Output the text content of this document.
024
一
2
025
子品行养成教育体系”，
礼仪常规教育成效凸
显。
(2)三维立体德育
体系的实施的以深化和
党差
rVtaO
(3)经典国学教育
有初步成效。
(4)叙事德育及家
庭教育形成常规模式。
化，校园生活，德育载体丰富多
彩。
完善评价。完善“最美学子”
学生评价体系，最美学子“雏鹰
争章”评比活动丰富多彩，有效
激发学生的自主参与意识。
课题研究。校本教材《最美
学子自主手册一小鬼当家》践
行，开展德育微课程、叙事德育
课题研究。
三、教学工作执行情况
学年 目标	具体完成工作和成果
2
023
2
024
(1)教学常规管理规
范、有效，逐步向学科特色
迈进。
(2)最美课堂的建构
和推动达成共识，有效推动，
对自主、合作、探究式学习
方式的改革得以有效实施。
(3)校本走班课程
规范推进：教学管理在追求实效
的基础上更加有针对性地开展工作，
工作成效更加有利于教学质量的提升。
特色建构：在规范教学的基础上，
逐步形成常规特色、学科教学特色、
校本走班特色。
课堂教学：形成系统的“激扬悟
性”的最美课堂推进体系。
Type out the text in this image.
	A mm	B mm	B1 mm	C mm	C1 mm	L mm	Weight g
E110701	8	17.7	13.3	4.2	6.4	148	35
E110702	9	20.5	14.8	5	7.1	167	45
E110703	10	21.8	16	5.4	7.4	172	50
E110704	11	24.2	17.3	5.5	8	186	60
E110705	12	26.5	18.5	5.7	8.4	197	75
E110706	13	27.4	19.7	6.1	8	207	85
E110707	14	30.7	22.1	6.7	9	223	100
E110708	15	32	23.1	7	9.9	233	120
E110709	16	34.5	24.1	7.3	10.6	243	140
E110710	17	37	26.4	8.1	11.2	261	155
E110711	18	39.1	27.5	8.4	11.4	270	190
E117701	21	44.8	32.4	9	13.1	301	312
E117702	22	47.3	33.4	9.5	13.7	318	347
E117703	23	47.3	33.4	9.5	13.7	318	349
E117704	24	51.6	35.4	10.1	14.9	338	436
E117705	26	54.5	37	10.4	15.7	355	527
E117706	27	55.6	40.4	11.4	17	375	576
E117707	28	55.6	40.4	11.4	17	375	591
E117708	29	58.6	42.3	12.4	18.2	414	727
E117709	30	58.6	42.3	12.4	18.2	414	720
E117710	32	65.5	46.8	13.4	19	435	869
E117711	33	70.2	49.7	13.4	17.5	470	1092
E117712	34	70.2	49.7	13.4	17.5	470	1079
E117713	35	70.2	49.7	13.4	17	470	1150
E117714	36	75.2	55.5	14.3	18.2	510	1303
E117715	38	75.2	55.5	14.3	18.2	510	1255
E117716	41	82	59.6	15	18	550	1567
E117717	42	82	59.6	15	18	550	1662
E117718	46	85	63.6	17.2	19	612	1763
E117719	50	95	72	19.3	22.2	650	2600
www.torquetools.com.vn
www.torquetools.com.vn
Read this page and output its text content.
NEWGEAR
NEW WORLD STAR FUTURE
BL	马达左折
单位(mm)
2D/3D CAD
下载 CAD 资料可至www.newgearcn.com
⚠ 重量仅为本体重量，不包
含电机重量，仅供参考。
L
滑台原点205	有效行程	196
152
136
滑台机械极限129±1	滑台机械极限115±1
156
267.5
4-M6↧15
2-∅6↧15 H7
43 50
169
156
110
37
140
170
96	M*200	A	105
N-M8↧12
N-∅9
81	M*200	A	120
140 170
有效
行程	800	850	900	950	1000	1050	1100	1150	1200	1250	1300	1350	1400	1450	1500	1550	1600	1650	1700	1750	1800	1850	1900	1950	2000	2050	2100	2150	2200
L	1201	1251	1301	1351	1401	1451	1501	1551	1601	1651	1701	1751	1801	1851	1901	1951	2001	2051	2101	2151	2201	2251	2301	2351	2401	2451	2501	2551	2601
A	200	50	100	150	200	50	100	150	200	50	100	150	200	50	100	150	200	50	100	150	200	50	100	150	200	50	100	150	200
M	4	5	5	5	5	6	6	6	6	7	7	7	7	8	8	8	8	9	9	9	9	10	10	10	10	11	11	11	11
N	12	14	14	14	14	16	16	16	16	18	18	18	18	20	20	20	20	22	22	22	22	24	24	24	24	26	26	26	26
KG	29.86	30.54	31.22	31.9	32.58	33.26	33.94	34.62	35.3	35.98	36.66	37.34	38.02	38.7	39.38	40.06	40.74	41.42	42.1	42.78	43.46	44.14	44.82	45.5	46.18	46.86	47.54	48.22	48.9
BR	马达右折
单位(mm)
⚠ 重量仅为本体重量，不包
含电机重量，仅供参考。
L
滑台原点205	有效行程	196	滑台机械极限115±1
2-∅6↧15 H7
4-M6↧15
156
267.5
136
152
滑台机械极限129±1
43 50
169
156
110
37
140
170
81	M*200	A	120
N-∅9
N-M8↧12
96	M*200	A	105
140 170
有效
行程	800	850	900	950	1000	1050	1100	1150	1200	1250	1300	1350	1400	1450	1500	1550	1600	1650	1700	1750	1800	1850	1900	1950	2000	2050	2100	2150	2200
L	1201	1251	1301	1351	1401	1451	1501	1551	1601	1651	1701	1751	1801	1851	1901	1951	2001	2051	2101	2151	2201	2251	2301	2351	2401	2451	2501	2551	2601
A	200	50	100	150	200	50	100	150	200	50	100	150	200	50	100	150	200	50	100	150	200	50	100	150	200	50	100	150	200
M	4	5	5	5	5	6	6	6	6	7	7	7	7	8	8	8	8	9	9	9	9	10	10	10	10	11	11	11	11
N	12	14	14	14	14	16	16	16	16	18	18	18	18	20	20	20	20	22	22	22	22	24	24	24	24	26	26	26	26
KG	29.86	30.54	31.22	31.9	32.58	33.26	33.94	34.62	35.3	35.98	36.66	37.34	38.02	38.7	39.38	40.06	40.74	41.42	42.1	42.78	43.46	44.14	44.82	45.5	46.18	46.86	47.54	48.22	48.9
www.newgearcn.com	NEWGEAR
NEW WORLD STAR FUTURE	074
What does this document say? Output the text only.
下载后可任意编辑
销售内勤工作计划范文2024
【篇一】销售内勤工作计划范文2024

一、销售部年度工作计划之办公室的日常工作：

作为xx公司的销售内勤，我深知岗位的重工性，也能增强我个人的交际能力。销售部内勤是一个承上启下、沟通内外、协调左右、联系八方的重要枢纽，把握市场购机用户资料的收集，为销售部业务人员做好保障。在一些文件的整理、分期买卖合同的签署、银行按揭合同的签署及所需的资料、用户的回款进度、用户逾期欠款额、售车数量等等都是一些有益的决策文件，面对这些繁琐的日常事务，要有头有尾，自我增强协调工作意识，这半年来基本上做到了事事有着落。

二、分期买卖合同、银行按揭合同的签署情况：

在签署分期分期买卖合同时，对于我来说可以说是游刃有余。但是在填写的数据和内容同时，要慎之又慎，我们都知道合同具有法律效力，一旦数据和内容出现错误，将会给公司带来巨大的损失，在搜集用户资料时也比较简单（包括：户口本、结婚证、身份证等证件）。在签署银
--
Return only the number of lines in the preceding records that contain the string "FUTURE".

**Answer below**.
2